> _WHAT YOU HAVE TO DO_: Write out each line in which the string "نتایج" is present.
***** SUPPLIED MATERIAL
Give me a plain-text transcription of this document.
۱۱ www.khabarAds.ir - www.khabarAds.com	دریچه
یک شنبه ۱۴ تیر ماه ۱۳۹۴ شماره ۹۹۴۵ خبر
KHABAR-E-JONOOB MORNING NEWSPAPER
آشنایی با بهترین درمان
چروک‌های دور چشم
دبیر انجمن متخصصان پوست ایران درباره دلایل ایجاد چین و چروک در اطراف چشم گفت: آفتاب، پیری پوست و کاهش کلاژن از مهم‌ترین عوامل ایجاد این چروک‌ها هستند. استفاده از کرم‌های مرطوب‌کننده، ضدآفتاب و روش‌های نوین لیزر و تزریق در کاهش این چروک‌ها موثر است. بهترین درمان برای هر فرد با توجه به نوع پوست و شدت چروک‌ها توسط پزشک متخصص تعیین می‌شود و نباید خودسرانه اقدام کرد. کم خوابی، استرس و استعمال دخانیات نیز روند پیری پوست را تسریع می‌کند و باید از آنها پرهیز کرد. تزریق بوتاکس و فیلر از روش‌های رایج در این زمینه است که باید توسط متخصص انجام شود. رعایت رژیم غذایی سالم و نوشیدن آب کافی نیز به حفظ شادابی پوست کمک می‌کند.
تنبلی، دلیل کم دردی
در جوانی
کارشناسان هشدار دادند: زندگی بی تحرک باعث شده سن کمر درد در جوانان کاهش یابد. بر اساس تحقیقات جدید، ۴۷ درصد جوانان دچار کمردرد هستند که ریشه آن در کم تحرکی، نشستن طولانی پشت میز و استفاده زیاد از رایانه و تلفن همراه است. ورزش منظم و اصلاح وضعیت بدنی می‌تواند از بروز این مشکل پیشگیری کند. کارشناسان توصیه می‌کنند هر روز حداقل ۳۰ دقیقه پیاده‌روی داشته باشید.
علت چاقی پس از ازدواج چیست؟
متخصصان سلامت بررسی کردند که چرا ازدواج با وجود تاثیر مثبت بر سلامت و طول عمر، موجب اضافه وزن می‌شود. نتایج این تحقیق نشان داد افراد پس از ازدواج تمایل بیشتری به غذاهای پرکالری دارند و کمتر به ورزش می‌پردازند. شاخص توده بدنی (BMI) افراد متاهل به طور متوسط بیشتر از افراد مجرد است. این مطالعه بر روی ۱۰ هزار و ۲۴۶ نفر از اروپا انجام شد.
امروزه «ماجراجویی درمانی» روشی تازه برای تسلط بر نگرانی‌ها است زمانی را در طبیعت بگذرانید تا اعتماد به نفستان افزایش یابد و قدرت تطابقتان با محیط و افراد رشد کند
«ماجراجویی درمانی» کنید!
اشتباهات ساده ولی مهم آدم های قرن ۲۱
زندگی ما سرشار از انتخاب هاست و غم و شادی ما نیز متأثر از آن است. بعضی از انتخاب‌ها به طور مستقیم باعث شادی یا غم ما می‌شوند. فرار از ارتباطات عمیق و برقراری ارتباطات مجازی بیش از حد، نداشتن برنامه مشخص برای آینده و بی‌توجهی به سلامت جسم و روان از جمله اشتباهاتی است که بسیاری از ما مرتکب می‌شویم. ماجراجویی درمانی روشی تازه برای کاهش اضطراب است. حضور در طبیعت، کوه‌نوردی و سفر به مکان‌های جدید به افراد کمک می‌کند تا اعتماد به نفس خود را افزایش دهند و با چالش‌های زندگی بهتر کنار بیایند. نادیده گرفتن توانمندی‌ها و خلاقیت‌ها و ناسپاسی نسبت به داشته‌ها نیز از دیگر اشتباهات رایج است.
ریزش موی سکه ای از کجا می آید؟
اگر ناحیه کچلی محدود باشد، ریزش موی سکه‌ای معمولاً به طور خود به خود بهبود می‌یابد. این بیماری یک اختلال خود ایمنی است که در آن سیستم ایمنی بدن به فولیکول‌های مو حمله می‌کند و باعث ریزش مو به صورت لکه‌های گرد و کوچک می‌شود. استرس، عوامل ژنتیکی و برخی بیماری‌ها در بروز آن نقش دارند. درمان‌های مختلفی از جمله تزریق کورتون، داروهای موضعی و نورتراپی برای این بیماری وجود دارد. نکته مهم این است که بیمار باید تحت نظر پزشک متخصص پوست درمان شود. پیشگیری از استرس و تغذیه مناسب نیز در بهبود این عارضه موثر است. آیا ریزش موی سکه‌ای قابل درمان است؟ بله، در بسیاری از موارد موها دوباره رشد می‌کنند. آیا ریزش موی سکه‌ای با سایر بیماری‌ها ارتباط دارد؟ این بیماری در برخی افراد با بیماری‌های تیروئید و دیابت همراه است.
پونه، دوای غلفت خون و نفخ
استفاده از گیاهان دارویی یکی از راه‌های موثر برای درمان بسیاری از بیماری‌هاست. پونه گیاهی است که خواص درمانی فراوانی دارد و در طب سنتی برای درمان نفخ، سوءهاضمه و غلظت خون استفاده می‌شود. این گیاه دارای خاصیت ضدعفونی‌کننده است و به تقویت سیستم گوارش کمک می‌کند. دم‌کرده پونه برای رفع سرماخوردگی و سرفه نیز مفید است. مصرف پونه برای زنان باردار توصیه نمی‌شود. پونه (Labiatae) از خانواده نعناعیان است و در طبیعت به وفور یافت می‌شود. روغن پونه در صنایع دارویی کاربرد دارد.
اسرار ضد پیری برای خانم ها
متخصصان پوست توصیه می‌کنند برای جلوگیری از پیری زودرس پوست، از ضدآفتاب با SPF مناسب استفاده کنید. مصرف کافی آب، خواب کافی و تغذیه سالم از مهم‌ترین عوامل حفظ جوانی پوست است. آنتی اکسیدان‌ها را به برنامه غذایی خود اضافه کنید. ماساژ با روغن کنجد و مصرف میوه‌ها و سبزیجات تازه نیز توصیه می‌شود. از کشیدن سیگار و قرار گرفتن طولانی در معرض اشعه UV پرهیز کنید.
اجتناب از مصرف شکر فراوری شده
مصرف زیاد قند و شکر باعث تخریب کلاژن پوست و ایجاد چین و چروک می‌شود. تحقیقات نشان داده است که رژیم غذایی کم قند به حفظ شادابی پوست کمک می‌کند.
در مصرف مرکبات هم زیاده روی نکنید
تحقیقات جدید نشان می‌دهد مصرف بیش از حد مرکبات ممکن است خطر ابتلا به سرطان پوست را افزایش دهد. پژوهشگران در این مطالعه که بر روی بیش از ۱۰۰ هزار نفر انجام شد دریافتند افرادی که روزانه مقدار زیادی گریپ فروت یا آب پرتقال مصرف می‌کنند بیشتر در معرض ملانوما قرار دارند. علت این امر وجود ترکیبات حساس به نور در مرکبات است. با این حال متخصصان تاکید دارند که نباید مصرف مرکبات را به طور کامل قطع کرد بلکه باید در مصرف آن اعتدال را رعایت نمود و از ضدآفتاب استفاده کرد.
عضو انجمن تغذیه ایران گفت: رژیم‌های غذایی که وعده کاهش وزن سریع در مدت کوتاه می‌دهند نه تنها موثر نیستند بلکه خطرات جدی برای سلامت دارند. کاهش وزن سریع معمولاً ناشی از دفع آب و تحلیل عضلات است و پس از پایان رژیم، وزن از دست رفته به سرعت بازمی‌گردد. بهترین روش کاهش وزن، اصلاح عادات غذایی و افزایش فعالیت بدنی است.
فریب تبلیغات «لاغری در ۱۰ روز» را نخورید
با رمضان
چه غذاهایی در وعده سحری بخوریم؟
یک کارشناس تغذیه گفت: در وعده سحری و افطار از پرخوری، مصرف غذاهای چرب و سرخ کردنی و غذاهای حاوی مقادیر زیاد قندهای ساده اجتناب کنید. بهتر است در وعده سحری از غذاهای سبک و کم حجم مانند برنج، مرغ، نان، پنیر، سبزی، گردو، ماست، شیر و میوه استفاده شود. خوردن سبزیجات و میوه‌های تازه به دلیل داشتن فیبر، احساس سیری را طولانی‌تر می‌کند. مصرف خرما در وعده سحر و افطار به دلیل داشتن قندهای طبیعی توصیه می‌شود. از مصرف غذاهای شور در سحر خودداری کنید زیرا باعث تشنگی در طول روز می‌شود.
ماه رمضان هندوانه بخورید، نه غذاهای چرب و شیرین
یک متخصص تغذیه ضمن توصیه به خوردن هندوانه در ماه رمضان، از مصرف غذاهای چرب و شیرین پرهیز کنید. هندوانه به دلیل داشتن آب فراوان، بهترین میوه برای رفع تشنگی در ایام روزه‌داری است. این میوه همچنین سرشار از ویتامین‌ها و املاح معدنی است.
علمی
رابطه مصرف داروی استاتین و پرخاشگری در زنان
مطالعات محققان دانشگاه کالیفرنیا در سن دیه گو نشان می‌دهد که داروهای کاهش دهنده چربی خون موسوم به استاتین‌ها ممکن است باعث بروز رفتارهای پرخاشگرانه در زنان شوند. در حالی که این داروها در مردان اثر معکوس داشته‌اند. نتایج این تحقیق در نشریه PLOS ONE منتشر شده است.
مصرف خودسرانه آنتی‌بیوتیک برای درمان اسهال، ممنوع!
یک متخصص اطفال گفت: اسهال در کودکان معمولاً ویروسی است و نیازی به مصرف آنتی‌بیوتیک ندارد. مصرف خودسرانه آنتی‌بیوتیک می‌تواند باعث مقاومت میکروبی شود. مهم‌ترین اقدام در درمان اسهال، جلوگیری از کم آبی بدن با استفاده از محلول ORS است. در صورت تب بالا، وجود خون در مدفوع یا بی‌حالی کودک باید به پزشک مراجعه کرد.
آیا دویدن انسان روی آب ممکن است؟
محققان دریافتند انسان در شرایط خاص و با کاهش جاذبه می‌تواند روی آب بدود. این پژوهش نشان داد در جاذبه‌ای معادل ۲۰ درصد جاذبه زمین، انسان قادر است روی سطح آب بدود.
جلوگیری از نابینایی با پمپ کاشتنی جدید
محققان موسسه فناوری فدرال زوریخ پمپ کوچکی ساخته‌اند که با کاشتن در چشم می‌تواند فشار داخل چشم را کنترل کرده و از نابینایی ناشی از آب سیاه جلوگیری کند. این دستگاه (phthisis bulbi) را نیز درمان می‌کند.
**********
> _FULL RESPONSE_:
متخصصان سلامت بررسی کردند که چرا ازدواج با وجود تاثیر مثبت بر سلامت و طول عمر، موجب اضافه وزن می‌شود. نتایج این تحقیق نشان داد افراد پس از ازدواج تمایل بیشتری به غذاهای پرکالری دارند و کمتر به ورزش می‌پردازند. شاخص توده بدنی (BMI) افراد متاهل به طور متوسط بیشتر از افراد مجرد است. این مطالعه بر روی ۱۰ هزار و ۲۴۶ نفر از اروپا انجام شد.
مطالعات محققان دانشگاه کالیفرنیا در سن دیه گو نشان می‌دهد که داروهای کاهش دهنده چربی خون موسوم به استاتین‌ها ممکن است باعث بروز رفتارهای پرخاشگرانه در زنان شوند. در حالی که این داروها در مردان اثر معکوس داشته‌اند. نتایج این تحقیق در نشریه PLOS ONE منتشر شده است.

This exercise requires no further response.